> _Required work_: Locate all lines in the data below that hold "深学党纪践忠廉" and show them.

Dataset records:
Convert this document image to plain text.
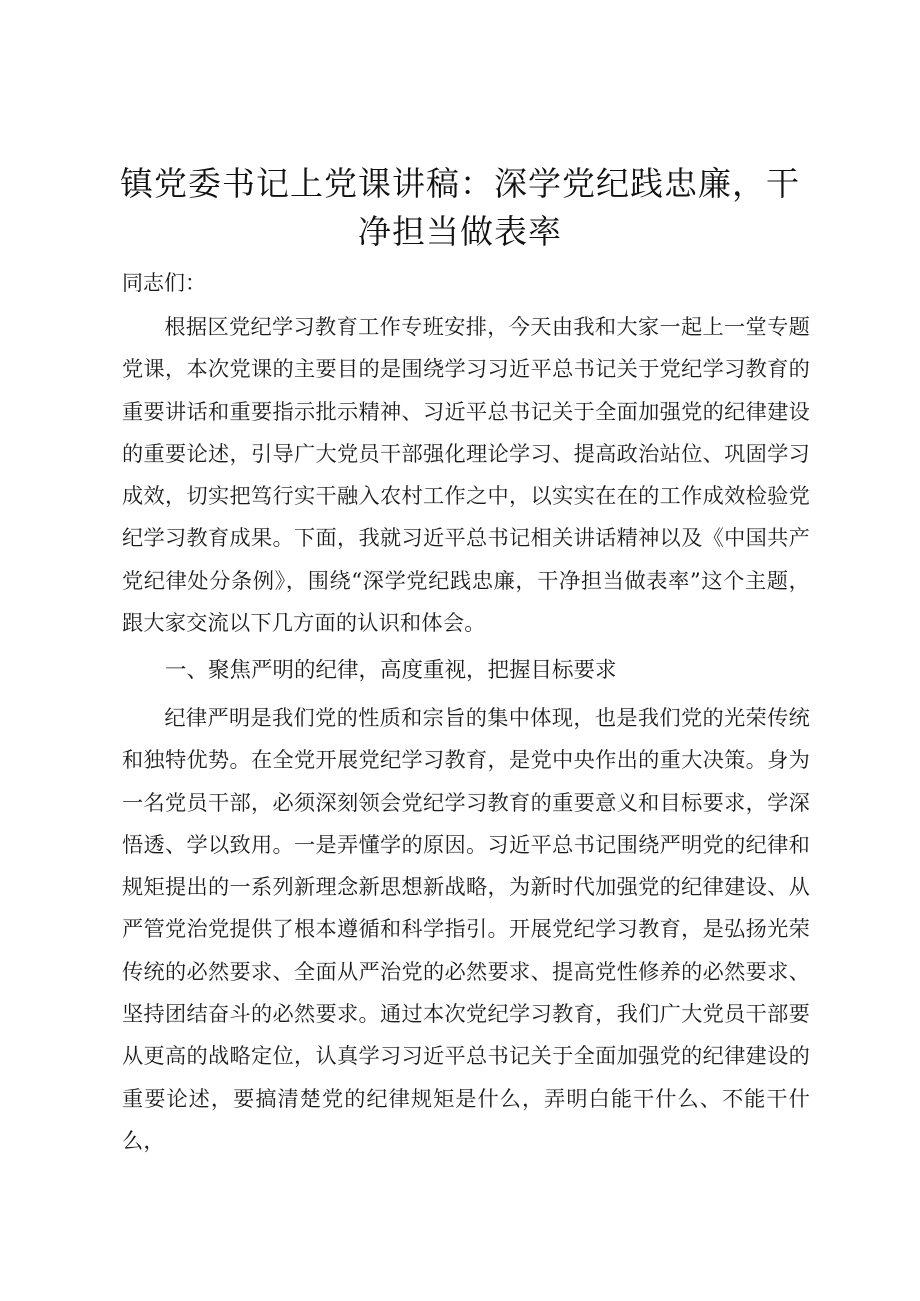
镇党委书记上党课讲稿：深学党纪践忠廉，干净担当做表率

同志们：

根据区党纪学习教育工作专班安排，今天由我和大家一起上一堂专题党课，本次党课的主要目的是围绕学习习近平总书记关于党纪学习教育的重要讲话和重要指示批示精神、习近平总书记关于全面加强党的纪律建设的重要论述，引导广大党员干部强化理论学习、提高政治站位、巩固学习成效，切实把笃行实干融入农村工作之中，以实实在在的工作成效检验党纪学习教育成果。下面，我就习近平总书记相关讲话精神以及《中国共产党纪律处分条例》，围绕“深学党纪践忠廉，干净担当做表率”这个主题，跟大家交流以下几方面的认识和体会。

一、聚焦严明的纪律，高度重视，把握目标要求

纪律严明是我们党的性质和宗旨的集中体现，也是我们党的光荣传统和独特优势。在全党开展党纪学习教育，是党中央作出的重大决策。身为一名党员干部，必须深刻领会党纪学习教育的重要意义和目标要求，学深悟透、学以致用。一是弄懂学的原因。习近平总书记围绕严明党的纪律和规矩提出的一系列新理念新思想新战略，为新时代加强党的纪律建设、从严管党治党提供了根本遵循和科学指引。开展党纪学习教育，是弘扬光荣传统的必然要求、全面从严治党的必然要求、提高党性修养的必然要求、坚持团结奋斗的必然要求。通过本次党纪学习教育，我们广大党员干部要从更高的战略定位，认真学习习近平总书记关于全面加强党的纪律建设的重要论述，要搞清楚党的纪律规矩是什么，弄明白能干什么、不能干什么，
* * *
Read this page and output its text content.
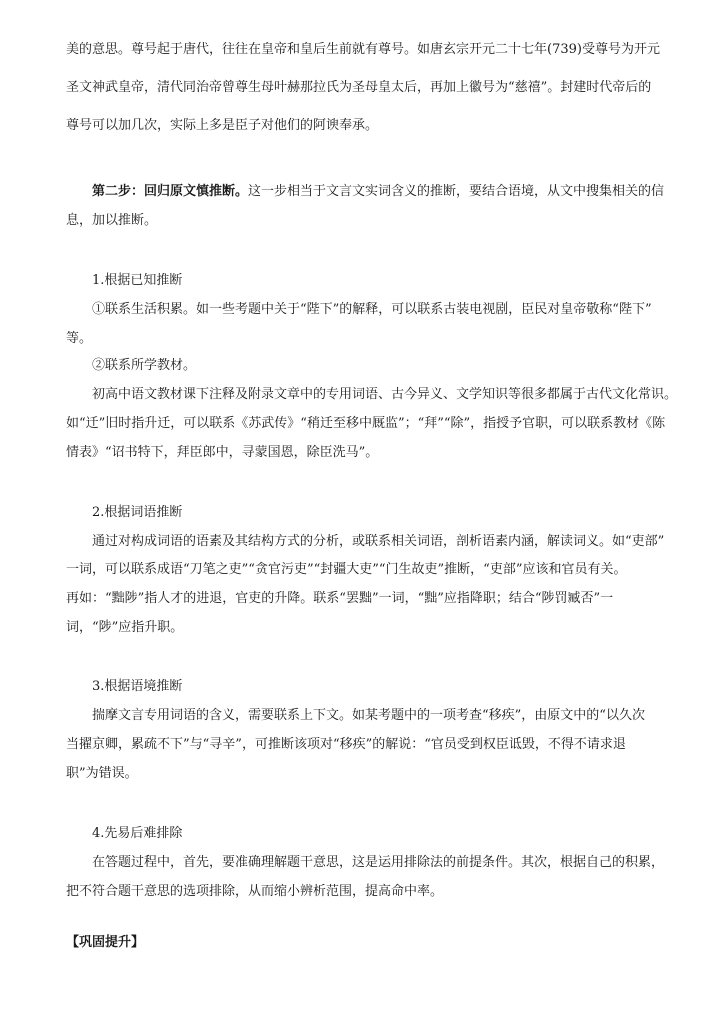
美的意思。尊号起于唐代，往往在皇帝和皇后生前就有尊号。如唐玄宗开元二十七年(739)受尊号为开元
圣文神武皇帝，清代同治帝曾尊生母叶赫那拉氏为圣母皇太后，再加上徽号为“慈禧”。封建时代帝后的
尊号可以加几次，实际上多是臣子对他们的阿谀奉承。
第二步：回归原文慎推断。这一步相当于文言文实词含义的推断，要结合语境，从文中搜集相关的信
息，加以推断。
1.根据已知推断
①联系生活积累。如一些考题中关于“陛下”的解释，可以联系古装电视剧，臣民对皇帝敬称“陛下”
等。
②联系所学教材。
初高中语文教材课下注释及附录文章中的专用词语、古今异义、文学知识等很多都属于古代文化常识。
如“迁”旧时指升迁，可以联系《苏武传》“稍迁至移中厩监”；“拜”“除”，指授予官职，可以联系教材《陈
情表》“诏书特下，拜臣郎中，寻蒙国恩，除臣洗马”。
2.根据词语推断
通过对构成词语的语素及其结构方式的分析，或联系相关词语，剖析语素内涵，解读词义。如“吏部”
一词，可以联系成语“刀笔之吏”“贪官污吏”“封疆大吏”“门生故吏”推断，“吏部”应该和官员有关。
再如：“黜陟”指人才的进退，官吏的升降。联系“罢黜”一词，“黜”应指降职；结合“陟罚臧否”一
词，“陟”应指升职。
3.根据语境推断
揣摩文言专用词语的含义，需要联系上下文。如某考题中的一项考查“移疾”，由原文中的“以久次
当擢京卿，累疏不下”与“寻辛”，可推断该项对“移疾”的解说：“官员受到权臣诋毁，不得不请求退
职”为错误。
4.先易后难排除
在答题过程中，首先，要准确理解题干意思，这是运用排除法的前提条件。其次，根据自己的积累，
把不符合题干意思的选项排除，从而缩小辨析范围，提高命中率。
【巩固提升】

> _Response to this exercise_:
镇党委书记上党课讲稿：深学党纪践忠廉，干净担当做表率
根据区党纪学习教育工作专班安排，今天由我和大家一起上一堂专题党课，本次党课的主要目的是围绕学习习近平总书记关于党纪学习教育的重要讲话和重要指示批示精神、习近平总书记关于全面加强党的纪律建设的重要论述，引导广大党员干部强化理论学习、提高政治站位、巩固学习成效，切实把笃行实干融入农村工作之中，以实实在在的工作成效检验党纪学习教育成果。下面，我就习近平总书记相关讲话精神以及《中国共产党纪律处分条例》，围绕“深学党纪践忠廉，干净担当做表率”这个主题，跟大家交流以下几方面的认识和体会。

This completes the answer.